== Selected passage ==

[Start of section]

I can sympathize fully with malabsorption due to digestive problems. Unfortunately this is one of those situations where everyone’s body is different, so you’ll have to find for yourself what things you tolerate. For me, and I believe this is fairly common, carbs are a go-to food. You can also try to eat a lot of foods that contain healthy fats, like olive oil, avacado/guacamole, and peanut butter. See how those work out for you.

Do you have trouble with your appetite? That is my downfall. If you aren’t already, try and wake up plenty early so that you have a lot of hours in which to fit in three (or more) good meals.

I think also, a lot of people have this problem: they’re trying to gain weight but also trying to eat very nutritionally. But, foods that are traditionally nutritious are often low in calories, and quite frankly, often aren’t the things you crave to consume in mass quantities. Eating nutritionally is important to be healthy, but not being underweight is important for that too, and if you can’t make the two mesh, in my opinion it is okay to spend a little time just eating that which you crave within reason in order to put some weight on. It’s really hard to put weight on if you try and go against your cravings!

[End of section]

== Set of tasks ==
a – List the foods containing healthy fats that the weight-gain advice names, using the text's wording.
b – Pick up the advice on gaining weight with digestive problems and continue it after its final sentence.

[Stored items]
[Start of section]

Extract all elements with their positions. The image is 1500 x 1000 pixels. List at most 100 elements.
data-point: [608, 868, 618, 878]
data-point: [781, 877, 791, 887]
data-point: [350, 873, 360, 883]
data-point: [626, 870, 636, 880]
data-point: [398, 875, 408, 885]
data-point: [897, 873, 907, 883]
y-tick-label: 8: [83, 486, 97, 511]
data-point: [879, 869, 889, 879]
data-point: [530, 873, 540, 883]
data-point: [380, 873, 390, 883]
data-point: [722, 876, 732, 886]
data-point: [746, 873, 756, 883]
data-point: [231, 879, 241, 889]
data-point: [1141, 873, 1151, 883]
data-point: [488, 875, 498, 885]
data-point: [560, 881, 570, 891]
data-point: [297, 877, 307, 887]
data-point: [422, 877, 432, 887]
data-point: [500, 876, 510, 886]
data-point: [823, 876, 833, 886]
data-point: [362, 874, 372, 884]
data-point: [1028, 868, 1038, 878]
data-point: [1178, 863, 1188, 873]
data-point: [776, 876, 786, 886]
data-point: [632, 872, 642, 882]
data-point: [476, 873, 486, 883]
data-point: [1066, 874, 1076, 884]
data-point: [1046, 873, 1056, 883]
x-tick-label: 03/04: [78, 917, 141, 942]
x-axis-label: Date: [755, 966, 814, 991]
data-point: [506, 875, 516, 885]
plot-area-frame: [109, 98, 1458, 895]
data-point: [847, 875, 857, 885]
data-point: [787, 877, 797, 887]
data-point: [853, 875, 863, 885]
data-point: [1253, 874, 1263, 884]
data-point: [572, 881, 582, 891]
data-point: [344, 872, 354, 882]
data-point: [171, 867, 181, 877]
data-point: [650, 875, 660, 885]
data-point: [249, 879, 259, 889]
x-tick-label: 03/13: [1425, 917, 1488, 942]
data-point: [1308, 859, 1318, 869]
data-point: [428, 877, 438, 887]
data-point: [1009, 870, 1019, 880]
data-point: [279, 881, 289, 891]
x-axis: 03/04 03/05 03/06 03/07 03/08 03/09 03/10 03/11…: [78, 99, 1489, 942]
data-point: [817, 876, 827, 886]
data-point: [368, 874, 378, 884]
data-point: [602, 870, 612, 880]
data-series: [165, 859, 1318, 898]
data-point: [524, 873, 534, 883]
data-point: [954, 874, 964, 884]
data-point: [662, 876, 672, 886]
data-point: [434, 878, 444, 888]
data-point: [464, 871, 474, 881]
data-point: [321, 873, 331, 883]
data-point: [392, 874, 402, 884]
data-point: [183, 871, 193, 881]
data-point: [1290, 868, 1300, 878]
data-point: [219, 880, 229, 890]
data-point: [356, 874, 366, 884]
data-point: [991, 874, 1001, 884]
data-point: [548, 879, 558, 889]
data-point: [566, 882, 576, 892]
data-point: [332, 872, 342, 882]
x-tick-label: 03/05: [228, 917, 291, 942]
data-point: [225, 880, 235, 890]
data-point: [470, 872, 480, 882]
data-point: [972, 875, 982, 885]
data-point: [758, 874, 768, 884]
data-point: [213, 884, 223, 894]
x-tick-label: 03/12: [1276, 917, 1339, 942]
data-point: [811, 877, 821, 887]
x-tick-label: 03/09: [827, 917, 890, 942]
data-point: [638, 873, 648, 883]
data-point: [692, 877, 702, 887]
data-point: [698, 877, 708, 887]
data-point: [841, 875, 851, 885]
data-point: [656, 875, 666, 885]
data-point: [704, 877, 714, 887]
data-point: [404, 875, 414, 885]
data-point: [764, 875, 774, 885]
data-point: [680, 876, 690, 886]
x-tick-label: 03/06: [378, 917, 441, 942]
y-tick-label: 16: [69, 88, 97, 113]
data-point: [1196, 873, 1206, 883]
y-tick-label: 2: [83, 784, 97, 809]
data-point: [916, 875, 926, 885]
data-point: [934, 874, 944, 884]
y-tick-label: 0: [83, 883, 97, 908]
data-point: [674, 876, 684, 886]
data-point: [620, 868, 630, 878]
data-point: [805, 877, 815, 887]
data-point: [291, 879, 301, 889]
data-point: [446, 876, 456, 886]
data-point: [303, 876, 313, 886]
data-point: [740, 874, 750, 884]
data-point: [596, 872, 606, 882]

[End of section]

== Task responses ==
a – olive oil, avacado/guacamole, peanut butter

b –
Have ice cream every night!

RocketGuy's avatar

I gained over an inch in the waist after eating KFC 3 times a week for 3 weeks. Not healthy, though. I think @lbwhite89 has a good approach.

zendielacson's avatar

try to eat more rice.. by the way are you eating rice? coz’ here in the Philippines we eat more rice and then take a sleep so we can gather more weight..

pathfinder's avatar

Feta chees is good for that

zendielacson's avatar

@pathfinder what is feta cheese?

dxs's avatar

I just want to second @Tropical_Willie about more meals. I need to gain weight myself, and a trainer person told me to eat four meals a day with snacks, etc. because this slows down your metabolism. I see you do not like meat, and that’s a really bad thing. Try to, unless you completely can’t. I abhor eggs I can’t eat them to save my life but they are so good for gaining weight. If not, at least try to eat a lot of white meats (which are better anyways—more protein, less fat) and fish (the most protein of all believe it or not). As many people have said, avoid junkfood. I have gotten many people who say “eat a lot of junk food” but the professionals (doctor, trainer) always say not to. I don’t know if that’s just because it’s junk food or if healthy foods really make you gain weight better, but I trust the professionals. So in summary, try to get more proteins and fats, not just open carbs like bread or pasta. And eat lots of dairy, especially drink whole milk. I hate milk, too, which is also a problem :) but i love cheese and yogurt.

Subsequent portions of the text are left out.